#### [PROVIDED RECORDS]
%%
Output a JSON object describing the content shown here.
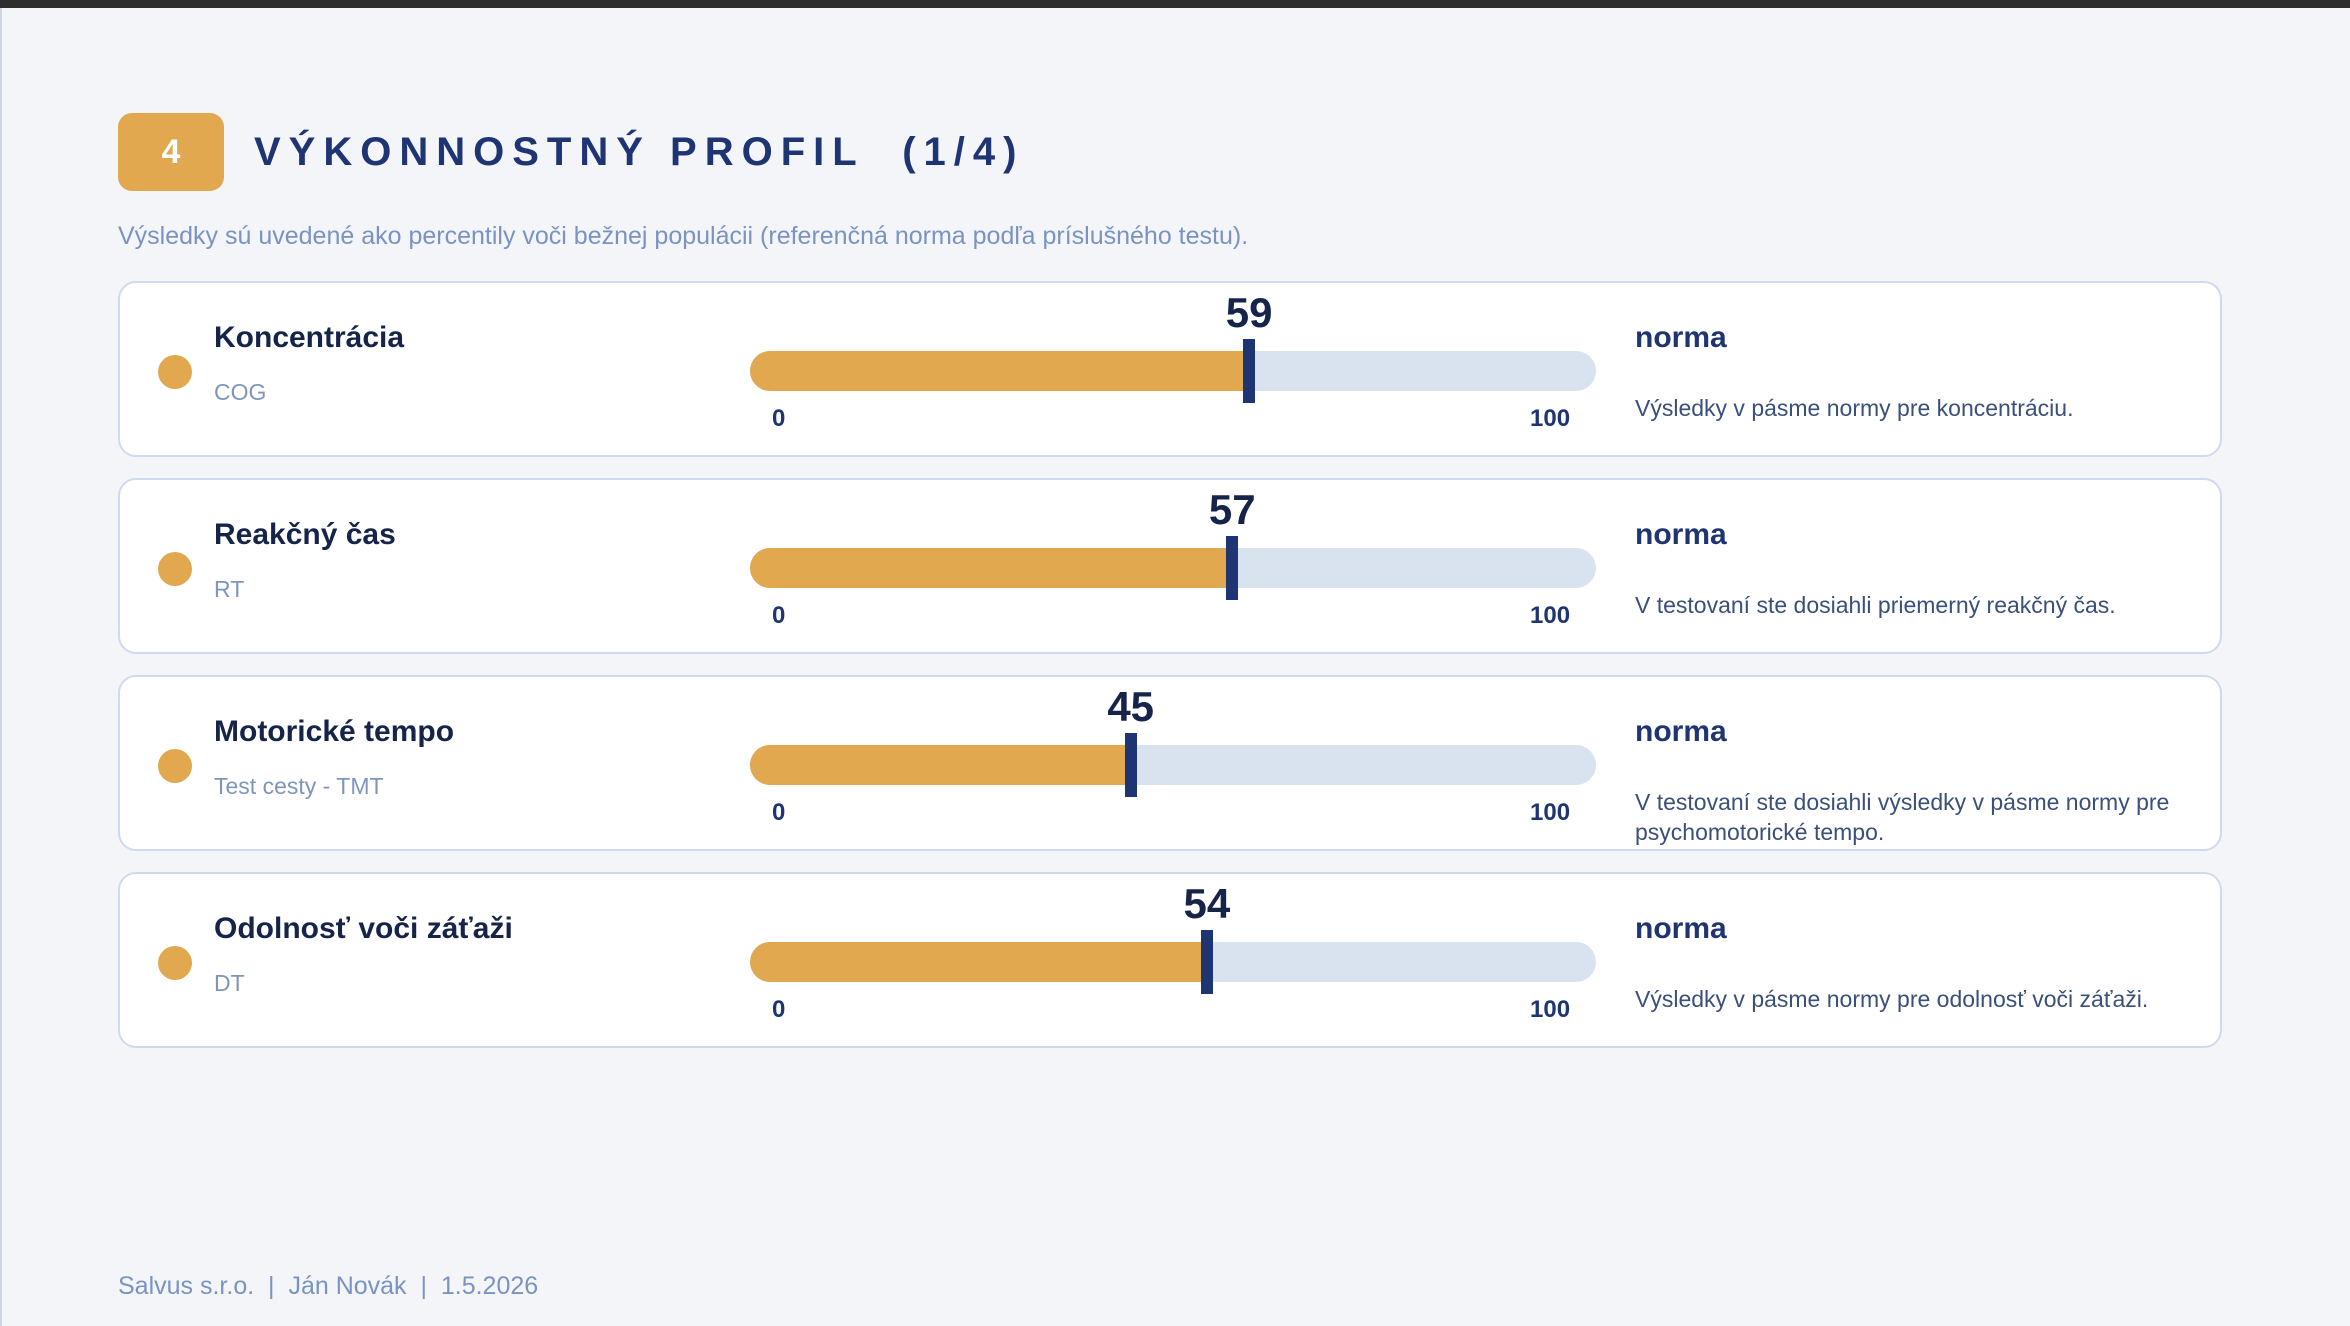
{
  "header": {
    "section_number": "4",
    "title": "VÝKONNOSTNÝ PROFIL  (1/4)",
    "subtitle": "Výsledky sú uvedené ako percentily voči bežnej populácii (referenčná norma podľa príslušného testu)."
  },
  "scale": {
    "min_label": "0",
    "max_label": "100"
  },
  "colors": {
    "accent": "#e1a84f",
    "primary": "#1f3472",
    "track": "#d9e2ef"
  },
  "metrics": [
    {
      "name": "Koncentrácia",
      "code": "COG",
      "score": 59,
      "score_label": "59",
      "norm": "norma",
      "description": "Výsledky v pásme normy pre koncentráciu."
    },
    {
      "name": "Reakčný čas",
      "code": "RT",
      "score": 57,
      "score_label": "57",
      "norm": "norma",
      "description": "V testovaní ste dosiahli priemerný reakčný čas."
    },
    {
      "name": "Motorické tempo",
      "code": "Test cesty - TMT",
      "score": 45,
      "score_label": "45",
      "norm": "norma",
      "description": "V testovaní ste dosiahli výsledky v pásme normy pre psychomotorické tempo."
    },
    {
      "name": "Odolnosť voči záťaži",
      "code": "DT",
      "score": 54,
      "score_label": "54",
      "norm": "norma",
      "description": "Výsledky v pásme normy pre odolnosť voči záťaži."
    }
  ],
  "footer": {
    "text": "Salvus s.r.o.  |  Ján Novák  |  1.5.2026"
  }
}
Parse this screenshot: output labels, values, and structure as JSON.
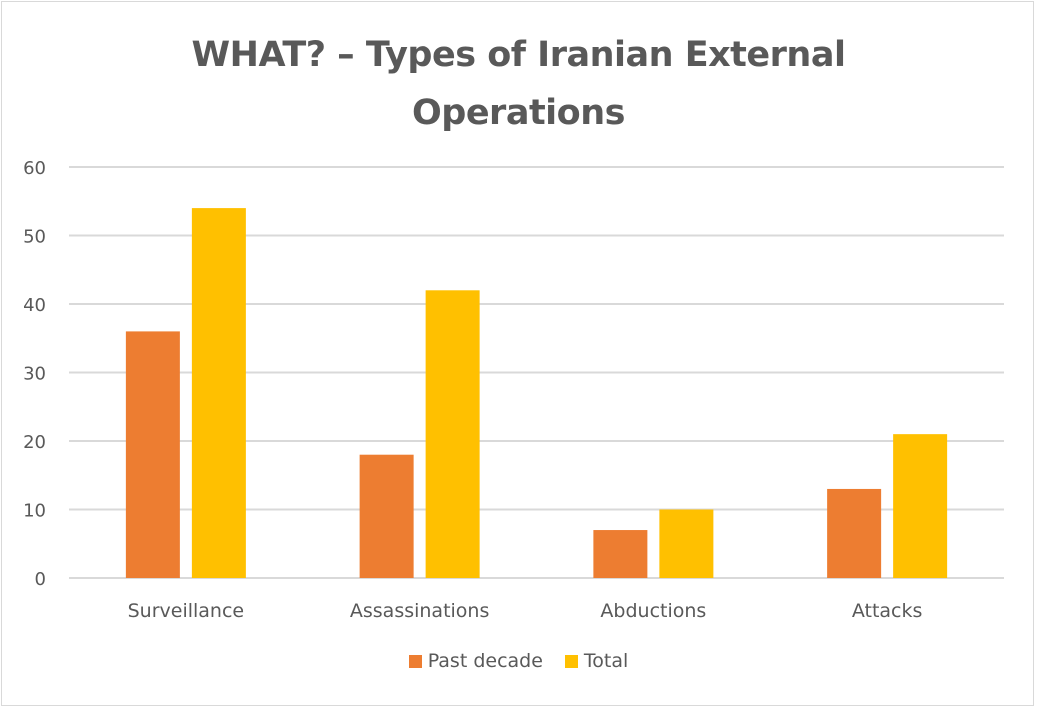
{
  "chart_data": {
    "type": "bar",
    "title_lines": [
      "WHAT? – Types of Iranian External",
      "Operations"
    ],
    "categories": [
      "Surveillance",
      "Assassinations",
      "Abductions",
      "Attacks"
    ],
    "series": [
      {
        "name": "Past decade",
        "color": "#ed7d31",
        "values": [
          36,
          18,
          7,
          13
        ]
      },
      {
        "name": "Total",
        "color": "#ffc000",
        "values": [
          54,
          42,
          10,
          21
        ]
      }
    ],
    "ylim": [
      0,
      60
    ],
    "yticks": [
      "0",
      "10",
      "20",
      "30",
      "40",
      "50",
      "60"
    ],
    "xlabel": "",
    "ylabel": "",
    "grid": true,
    "legend_position": "bottom"
  },
  "colors": {
    "gridline": "#d9d9d9",
    "text": "#595959",
    "border": "#d9d9d9"
  }
}
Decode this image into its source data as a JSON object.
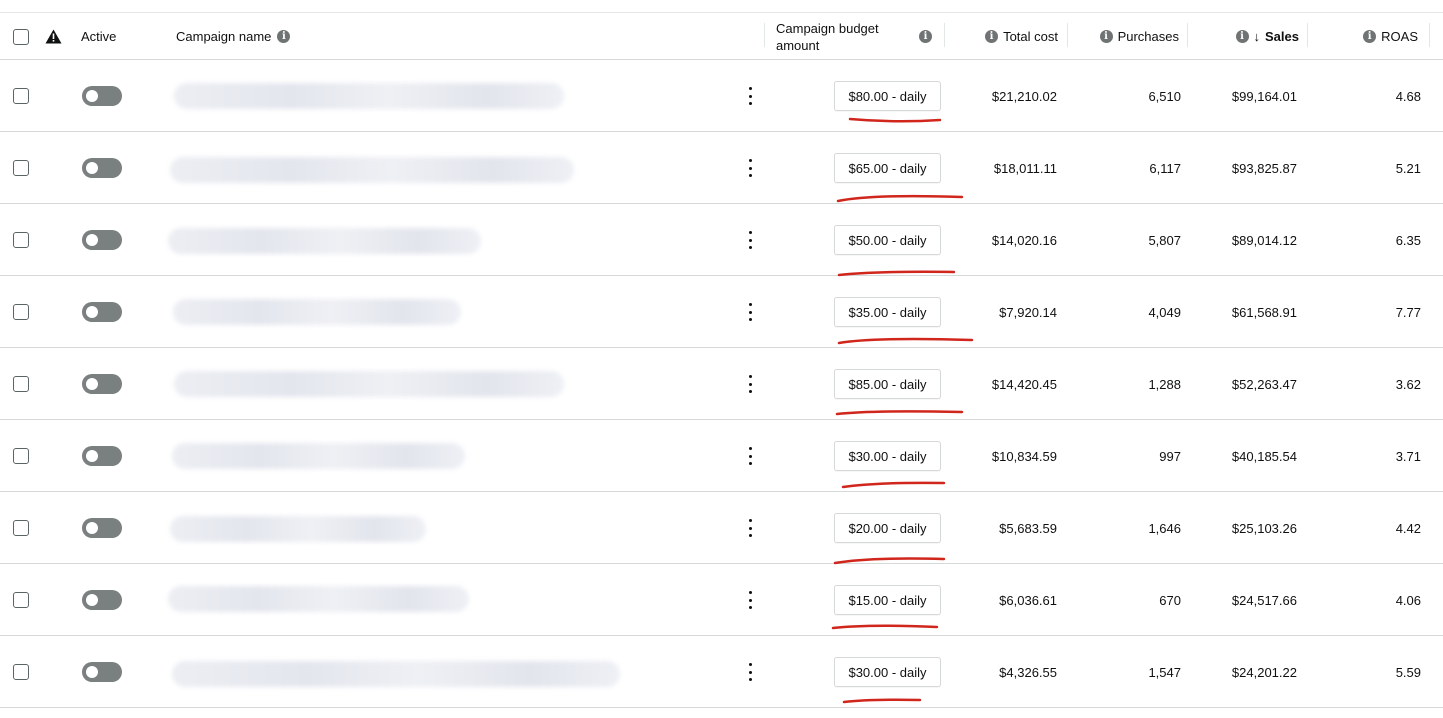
{
  "header": {
    "active_label": "Active",
    "campaign_name_label": "Campaign name",
    "budget_label_line1": "Campaign budget",
    "budget_label_line2": "amount",
    "total_cost_label": "Total cost",
    "purchases_label": "Purchases",
    "sales_label": "Sales",
    "sort_arrow": "↓",
    "roas_label": "ROAS",
    "info_glyph": "i"
  },
  "rows": [
    {
      "budget": "$80.00 - daily",
      "total_cost": "$21,210.02",
      "purchases": "6,510",
      "sales": "$99,164.01",
      "roas": "4.68"
    },
    {
      "budget": "$65.00 - daily",
      "total_cost": "$18,011.11",
      "purchases": "6,117",
      "sales": "$93,825.87",
      "roas": "5.21"
    },
    {
      "budget": "$50.00 - daily",
      "total_cost": "$14,020.16",
      "purchases": "5,807",
      "sales": "$89,014.12",
      "roas": "6.35"
    },
    {
      "budget": "$35.00 - daily",
      "total_cost": "$7,920.14",
      "purchases": "4,049",
      "sales": "$61,568.91",
      "roas": "7.77"
    },
    {
      "budget": "$85.00 - daily",
      "total_cost": "$14,420.45",
      "purchases": "1,288",
      "sales": "$52,263.47",
      "roas": "3.62"
    },
    {
      "budget": "$30.00 - daily",
      "total_cost": "$10,834.59",
      "purchases": "997",
      "sales": "$40,185.54",
      "roas": "3.71"
    },
    {
      "budget": "$20.00 - daily",
      "total_cost": "$5,683.59",
      "purchases": "1,646",
      "sales": "$25,103.26",
      "roas": "4.42"
    },
    {
      "budget": "$15.00 - daily",
      "total_cost": "$6,036.61",
      "purchases": "670",
      "sales": "$24,517.66",
      "roas": "4.06"
    },
    {
      "budget": "$30.00 - daily",
      "total_cost": "$4,326.55",
      "purchases": "1,547",
      "sales": "$24,201.22",
      "roas": "5.59"
    }
  ],
  "colors": {
    "annotation_red": "#d0261c",
    "toggle_off": "#7a7f80",
    "row_border": "#d5d9d9"
  },
  "icons": {
    "warning": "warning-triangle-icon",
    "info": "info-icon",
    "sort": "sort-down-arrow-icon",
    "menu": "more-vertical-icon"
  }
}
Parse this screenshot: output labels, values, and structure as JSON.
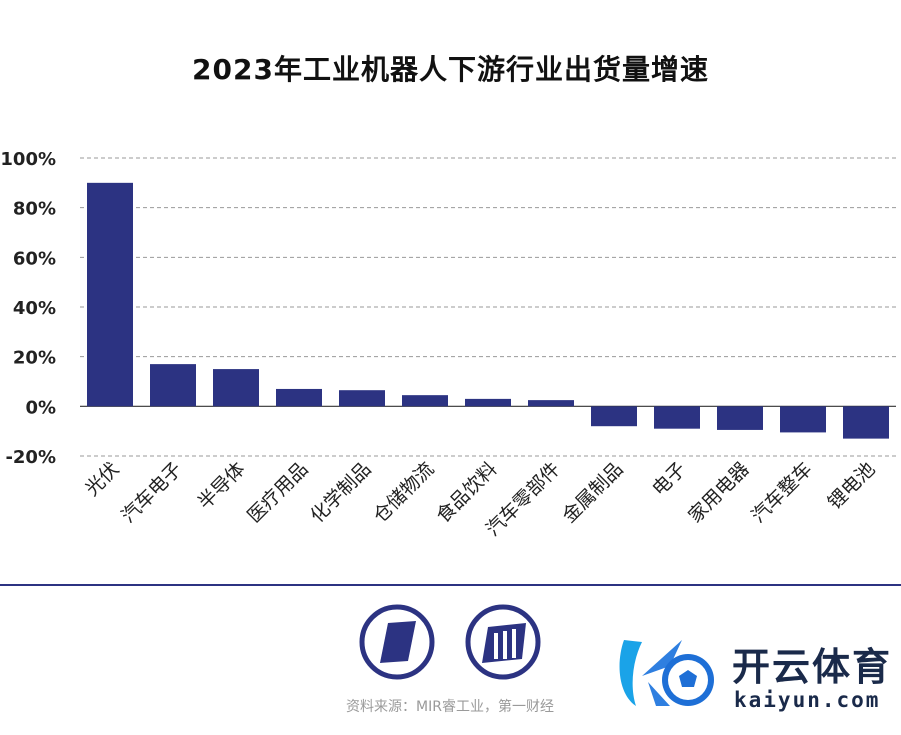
{
  "chart_data": {
    "type": "bar",
    "title": "2023年工业机器人下游行业出货量增速",
    "categories": [
      "光伏",
      "汽车电子",
      "半导体",
      "医疗用品",
      "化学制品",
      "仓储物流",
      "食品饮料",
      "汽车零部件",
      "金属制品",
      "电子",
      "家用电器",
      "汽车整车",
      "锂电池"
    ],
    "values": [
      90,
      17,
      15,
      7,
      6.5,
      4.5,
      3,
      2.5,
      -8,
      -9,
      -9.5,
      -10.5,
      -13
    ],
    "yticks": [
      "100%",
      "80%",
      "60%",
      "40%",
      "20%",
      "0%",
      "-20%"
    ],
    "ylim": [
      -20,
      100
    ],
    "grid": true,
    "bar_color": "#2c3382"
  },
  "footer": {
    "source": "资料来源：MIR睿工业，第一财经"
  },
  "watermark": {
    "brand_cn": "开云体育",
    "brand_en": "kaiyun.com"
  }
}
%%
#### [WHAT TO PRODUCE]
For each line in the data above that contains the string "source", extract the line.

#### [TASK RESULT]
Decode this image into its source data as a JSON object.
    "source": "资料来源：MIR睿工业，第一财经"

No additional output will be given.